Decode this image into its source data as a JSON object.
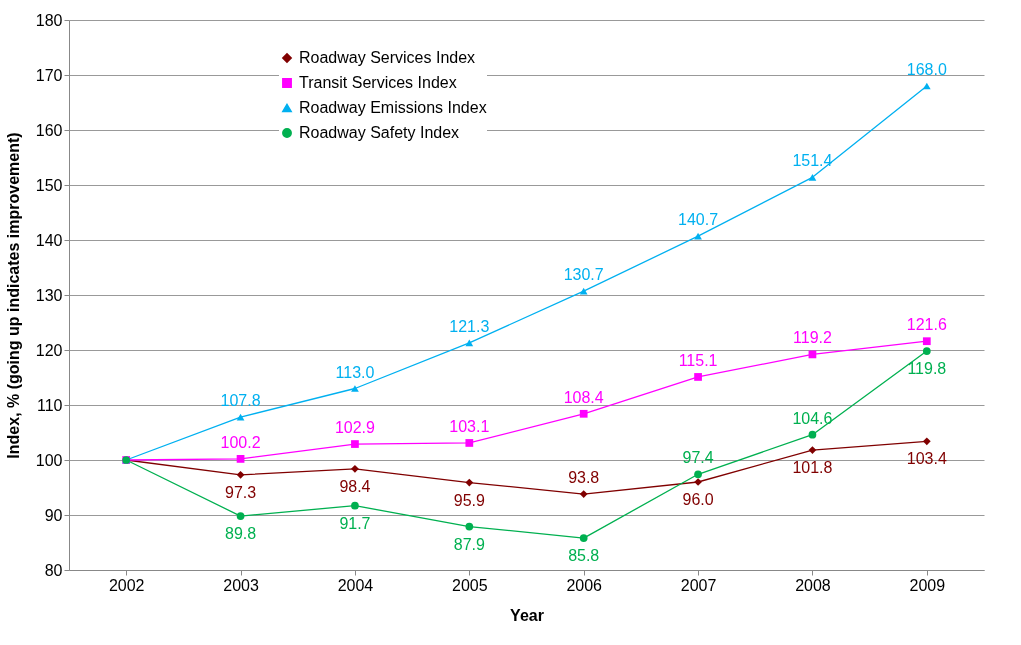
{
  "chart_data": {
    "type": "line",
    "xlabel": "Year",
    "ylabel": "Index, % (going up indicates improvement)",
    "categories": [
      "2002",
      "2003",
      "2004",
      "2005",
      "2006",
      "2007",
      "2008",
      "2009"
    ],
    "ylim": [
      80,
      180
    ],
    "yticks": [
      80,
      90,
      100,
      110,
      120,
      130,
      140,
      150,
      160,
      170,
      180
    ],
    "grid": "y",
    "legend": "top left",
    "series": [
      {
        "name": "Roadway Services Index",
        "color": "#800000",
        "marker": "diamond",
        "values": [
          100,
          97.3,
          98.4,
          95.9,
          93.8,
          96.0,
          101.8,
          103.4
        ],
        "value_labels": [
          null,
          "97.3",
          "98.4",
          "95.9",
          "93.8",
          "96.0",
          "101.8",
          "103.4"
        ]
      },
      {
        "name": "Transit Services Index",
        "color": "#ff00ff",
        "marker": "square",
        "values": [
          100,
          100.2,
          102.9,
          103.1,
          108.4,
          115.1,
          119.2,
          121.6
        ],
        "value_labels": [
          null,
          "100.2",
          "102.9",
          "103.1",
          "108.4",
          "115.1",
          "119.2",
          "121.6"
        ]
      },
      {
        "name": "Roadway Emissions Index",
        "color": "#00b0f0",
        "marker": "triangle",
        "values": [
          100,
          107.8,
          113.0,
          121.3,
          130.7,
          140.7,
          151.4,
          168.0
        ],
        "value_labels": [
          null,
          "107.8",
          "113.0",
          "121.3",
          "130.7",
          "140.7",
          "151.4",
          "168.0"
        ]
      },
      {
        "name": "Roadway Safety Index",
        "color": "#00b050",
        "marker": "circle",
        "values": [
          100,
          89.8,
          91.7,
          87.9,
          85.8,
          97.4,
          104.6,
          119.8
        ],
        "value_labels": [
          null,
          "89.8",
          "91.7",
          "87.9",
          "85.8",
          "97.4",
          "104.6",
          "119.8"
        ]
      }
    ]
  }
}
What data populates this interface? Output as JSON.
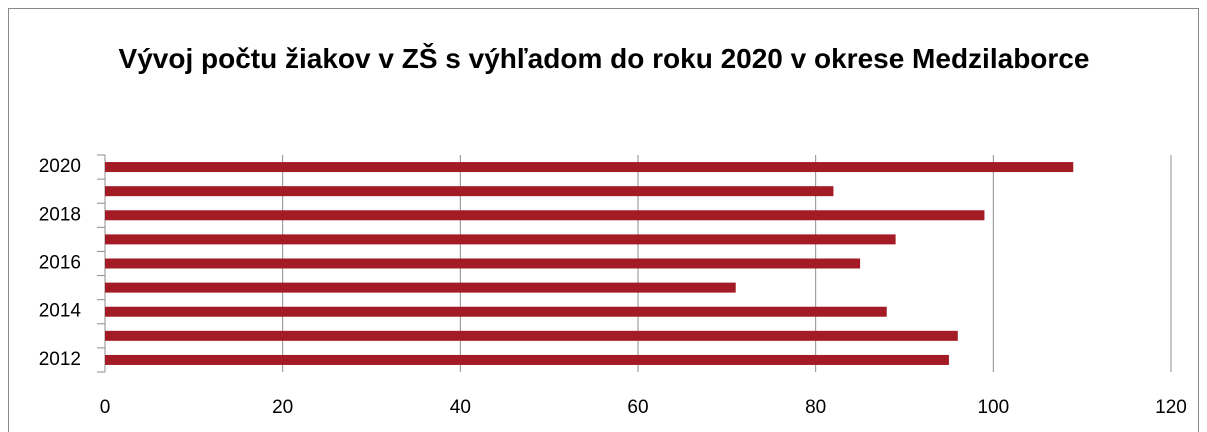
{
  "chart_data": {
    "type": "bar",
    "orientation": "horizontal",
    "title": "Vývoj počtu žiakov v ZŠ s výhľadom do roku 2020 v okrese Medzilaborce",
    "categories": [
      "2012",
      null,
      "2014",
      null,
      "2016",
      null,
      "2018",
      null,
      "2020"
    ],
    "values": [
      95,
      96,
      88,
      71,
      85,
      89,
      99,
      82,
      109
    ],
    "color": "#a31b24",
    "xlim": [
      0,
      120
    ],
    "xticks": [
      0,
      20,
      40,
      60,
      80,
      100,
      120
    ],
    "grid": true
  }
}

##########

▶ **Exercise aim**
Omit each picture, then return all of the listing exactly as it stands.

▶ **Response to the exercise**
Decode this image into its source data as a JSON object.
{
  "chart_data": {
    "type": "line",
    "xlabel": "Year",
    "ylabel": "Index, % (going up indicates improvement)",
    "categories": [
      "2002",
      "2003",
      "2004",
      "2005",
      "2006",
      "2007",
      "2008",
      "2009"
    ],
    "ylim": [
      80,
      180
    ],
    "yticks": [
      80,
      90,
      100,
      110,
      120,
      130,
      140,
      150,
      160,
      170,
      180
    ],
    "grid": "y",
    "legend": "top left",
    "series": [
      {
        "name": "Roadway Services Index",
        "color": "#800000",
        "marker": "diamond",
        "values": [
          100,
          97.3,
          98.4,
          95.9,
          93.8,
          96.0,
          101.8,
          103.4
        ],
        "value_labels": [
          null,
          "97.3",
          "98.4",
          "95.9",
          "93.8",
          "96.0",
          "101.8",
          "103.4"
        ]
      },
      {
        "name": "Transit Services Index",
        "color": "#ff00ff",
        "marker": "square",
        "values": [
          100,
          100.2,
          102.9,
          103.1,
          108.4,
          115.1,
          119.2,
          121.6
        ],
        "value_labels": [
          null,
          "100.2",
          "102.9",
          "103.1",
          "108.4",
          "115.1",
          "119.2",
          "121.6"
        ]
      },
      {
        "name": "Roadway Emissions Index",
        "color": "#00b0f0",
        "marker": "triangle",
        "values": [
          100,
          107.8,
          113.0,
          121.3,
          130.7,
          140.7,
          151.4,
          168.0
        ],
        "value_labels": [
          null,
          "107.8",
          "113.0",
          "121.3",
          "130.7",
          "140.7",
          "151.4",
          "168.0"
        ]
      },
      {
        "name": "Roadway Safety Index",
        "color": "#00b050",
        "marker": "circle",
        "values": [
          100,
          89.8,
          91.7,
          87.9,
          85.8,
          97.4,
          104.6,
          119.8
        ],
        "value_labels": [
          null,
          "89.8",
          "91.7",
          "87.9",
          "85.8",
          "97.4",
          "104.6",
          "119.8"
        ]
      }
    ]
  }
}
What data populates this interface? Output as JSON.
{
  "chart_data": {
    "type": "bar",
    "orientation": "horizontal",
    "title": "Vývoj počtu žiakov v ZŠ s výhľadom do roku 2020 v okrese Medzilaborce",
    "categories": [
      "2012",
      null,
      "2014",
      null,
      "2016",
      null,
      "2018",
      null,
      "2020"
    ],
    "values": [
      95,
      96,
      88,
      71,
      85,
      89,
      99,
      82,
      109
    ],
    "color": "#a31b24",
    "xlim": [
      0,
      120
    ],
    "xticks": [
      0,
      20,
      40,
      60,
      80,
      100,
      120
    ],
    "grid": true
  }
}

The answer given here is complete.